-- Begin Material to process --
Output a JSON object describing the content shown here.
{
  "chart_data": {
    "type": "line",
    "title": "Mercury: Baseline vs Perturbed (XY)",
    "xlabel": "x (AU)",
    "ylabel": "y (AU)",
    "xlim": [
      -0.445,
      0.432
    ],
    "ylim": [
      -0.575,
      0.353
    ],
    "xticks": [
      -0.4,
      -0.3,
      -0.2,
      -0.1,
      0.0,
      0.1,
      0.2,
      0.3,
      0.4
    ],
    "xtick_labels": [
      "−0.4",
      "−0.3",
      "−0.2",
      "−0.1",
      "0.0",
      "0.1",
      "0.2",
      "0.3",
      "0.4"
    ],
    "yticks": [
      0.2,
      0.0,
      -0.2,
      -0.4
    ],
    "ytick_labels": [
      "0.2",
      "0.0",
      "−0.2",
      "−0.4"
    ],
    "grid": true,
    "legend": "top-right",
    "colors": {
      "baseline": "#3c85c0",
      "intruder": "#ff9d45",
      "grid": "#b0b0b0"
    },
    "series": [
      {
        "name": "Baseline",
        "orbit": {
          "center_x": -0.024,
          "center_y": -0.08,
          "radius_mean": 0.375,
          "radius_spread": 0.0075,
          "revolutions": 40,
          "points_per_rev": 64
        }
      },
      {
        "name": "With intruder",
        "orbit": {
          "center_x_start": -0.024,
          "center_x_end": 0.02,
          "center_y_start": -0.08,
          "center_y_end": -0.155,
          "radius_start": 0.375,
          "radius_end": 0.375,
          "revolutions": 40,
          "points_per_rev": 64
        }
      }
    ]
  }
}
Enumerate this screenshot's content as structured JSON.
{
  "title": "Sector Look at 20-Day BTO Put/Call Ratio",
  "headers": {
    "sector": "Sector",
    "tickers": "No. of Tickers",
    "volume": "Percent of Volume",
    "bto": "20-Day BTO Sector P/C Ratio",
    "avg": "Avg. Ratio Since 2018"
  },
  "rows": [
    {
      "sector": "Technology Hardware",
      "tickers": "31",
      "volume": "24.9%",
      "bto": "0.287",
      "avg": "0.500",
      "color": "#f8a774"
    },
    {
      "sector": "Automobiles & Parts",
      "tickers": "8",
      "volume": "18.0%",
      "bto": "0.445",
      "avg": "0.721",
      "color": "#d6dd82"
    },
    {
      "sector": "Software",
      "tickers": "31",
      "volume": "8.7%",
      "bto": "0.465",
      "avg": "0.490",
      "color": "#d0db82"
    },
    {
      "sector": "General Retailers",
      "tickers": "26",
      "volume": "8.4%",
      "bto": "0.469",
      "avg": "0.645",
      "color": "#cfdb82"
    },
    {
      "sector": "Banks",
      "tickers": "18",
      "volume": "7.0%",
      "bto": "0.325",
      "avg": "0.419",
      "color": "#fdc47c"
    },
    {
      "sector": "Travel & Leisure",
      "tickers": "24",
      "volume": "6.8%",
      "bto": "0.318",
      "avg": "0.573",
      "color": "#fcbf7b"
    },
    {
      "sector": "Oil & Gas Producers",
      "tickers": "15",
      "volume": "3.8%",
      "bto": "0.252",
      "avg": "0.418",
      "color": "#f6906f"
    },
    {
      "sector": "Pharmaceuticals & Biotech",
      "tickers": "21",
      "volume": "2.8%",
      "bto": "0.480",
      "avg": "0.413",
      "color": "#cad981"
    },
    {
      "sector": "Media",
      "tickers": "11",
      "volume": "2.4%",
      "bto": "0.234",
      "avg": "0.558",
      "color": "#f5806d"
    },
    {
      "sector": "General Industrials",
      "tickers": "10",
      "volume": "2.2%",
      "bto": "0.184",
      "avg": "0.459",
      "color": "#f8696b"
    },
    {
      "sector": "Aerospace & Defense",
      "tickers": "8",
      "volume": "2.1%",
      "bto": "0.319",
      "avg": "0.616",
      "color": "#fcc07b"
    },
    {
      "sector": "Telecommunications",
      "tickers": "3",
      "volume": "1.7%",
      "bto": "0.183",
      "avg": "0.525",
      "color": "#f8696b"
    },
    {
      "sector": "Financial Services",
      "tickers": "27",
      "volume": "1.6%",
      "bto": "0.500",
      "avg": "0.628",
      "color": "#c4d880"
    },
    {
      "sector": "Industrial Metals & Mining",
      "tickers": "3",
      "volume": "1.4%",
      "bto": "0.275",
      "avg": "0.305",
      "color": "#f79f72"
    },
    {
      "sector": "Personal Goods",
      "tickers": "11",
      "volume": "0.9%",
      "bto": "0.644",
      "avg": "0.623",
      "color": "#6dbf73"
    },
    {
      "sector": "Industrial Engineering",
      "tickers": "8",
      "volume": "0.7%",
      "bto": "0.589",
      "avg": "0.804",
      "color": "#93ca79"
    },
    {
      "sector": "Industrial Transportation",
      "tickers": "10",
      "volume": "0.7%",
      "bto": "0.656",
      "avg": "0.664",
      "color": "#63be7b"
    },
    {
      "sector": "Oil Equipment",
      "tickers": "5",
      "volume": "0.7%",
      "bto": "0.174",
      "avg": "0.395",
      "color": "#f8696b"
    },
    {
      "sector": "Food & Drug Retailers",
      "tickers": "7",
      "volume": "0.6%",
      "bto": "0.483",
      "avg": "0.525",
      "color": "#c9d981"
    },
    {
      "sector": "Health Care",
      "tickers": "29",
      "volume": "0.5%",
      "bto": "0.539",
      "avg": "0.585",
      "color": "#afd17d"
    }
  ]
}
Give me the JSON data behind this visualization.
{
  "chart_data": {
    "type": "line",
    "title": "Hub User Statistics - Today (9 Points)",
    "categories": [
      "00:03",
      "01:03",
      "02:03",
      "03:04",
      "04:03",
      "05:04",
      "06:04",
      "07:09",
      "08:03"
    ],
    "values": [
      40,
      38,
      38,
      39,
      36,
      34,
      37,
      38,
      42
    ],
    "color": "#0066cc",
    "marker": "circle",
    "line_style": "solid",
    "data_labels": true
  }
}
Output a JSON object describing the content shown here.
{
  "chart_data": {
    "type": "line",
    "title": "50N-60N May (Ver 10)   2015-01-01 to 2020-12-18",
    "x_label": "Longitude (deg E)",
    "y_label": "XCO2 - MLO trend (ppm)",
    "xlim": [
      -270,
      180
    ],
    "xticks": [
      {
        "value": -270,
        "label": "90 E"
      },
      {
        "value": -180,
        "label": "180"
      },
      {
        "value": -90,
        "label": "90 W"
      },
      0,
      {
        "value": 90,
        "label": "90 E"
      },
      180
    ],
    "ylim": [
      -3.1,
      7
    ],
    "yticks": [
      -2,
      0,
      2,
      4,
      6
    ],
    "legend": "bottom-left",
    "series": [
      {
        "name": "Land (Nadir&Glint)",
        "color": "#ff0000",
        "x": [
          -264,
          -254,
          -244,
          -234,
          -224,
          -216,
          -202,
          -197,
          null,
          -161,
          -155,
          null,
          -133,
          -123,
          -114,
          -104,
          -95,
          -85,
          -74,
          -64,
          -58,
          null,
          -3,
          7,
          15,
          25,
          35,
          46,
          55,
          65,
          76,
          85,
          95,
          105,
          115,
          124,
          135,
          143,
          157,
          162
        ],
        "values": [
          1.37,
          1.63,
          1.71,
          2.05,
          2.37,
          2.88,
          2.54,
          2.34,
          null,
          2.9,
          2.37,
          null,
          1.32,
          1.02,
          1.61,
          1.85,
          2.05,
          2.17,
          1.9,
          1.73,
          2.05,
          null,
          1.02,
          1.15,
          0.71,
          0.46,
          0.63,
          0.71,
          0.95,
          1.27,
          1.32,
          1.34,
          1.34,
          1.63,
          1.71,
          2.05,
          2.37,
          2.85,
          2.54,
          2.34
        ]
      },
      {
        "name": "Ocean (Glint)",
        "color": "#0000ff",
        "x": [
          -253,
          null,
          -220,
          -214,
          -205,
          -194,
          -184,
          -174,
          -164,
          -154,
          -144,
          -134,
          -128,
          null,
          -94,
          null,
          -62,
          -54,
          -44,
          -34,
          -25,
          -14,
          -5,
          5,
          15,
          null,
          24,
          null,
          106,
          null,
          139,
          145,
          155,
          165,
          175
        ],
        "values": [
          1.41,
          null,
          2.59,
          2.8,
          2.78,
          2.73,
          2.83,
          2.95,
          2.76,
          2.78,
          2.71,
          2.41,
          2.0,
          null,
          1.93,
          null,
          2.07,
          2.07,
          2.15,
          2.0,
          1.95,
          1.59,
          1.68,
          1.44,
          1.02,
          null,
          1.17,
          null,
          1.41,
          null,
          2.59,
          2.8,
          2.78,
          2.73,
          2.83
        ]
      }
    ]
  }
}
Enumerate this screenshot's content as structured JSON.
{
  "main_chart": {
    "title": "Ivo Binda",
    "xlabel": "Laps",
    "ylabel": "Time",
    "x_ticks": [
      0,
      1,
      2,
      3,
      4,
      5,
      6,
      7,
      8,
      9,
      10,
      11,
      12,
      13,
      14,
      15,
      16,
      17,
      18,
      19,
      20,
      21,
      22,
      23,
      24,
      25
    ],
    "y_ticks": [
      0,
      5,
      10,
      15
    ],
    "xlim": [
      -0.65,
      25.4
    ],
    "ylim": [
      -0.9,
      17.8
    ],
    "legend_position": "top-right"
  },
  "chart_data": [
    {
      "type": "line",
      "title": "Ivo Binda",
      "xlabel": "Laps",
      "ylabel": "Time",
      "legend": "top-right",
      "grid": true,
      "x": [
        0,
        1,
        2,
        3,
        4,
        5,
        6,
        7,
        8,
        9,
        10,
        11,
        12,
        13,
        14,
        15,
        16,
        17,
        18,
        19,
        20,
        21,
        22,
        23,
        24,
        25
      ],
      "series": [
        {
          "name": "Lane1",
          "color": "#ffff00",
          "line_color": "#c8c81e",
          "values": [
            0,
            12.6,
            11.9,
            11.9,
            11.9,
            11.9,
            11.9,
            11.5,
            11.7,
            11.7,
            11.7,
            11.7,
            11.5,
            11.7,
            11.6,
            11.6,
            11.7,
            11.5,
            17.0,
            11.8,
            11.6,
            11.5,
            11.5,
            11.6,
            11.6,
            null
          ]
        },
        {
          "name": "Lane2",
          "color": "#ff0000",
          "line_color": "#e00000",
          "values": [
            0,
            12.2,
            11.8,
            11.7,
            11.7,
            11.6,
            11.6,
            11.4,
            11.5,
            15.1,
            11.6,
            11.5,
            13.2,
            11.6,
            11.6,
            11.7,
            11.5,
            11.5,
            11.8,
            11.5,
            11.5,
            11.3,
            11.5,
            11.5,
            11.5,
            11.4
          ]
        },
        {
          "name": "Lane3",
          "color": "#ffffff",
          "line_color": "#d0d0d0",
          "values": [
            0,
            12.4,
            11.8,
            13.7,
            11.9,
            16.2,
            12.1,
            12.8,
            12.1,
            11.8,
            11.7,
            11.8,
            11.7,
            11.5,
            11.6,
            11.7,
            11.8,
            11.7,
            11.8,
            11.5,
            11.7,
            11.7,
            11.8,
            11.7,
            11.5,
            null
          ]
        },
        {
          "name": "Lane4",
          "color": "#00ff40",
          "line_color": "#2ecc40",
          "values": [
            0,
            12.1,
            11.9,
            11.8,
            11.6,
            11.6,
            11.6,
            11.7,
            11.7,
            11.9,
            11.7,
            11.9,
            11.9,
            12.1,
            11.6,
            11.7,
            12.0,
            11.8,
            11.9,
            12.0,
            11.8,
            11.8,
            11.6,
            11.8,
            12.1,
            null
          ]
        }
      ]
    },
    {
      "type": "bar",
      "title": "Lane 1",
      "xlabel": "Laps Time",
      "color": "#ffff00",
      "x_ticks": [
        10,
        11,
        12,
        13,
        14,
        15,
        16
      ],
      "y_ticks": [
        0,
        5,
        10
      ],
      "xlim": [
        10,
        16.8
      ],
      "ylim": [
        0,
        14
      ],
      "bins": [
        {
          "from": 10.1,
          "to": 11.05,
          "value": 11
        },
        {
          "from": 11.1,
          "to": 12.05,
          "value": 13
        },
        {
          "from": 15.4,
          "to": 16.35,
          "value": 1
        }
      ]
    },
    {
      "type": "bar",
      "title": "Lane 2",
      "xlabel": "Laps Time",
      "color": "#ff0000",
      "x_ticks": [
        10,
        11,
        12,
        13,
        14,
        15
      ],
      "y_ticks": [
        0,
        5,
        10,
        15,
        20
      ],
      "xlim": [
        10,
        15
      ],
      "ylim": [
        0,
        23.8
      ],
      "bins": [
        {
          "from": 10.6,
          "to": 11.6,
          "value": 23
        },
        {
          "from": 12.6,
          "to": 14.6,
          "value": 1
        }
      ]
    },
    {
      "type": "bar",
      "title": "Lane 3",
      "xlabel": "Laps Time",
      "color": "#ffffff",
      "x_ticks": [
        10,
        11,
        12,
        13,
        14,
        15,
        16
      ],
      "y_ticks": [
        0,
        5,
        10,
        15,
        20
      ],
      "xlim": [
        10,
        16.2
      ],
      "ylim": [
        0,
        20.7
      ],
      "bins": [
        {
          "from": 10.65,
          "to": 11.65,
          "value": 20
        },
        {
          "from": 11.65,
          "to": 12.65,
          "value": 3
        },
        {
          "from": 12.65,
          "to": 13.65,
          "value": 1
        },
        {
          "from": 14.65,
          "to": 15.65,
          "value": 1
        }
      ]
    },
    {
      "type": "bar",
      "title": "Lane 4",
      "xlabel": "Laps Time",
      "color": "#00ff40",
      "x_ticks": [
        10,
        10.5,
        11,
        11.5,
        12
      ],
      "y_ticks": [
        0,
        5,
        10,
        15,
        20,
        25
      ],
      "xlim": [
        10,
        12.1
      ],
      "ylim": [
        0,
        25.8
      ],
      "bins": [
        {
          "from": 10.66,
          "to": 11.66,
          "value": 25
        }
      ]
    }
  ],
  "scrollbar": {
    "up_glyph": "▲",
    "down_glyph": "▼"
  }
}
-- End Material to process --
_Exercise description_. In the entries above, how many lines hold the word "right"? State the number and nothing else.

_Response to this task_. 3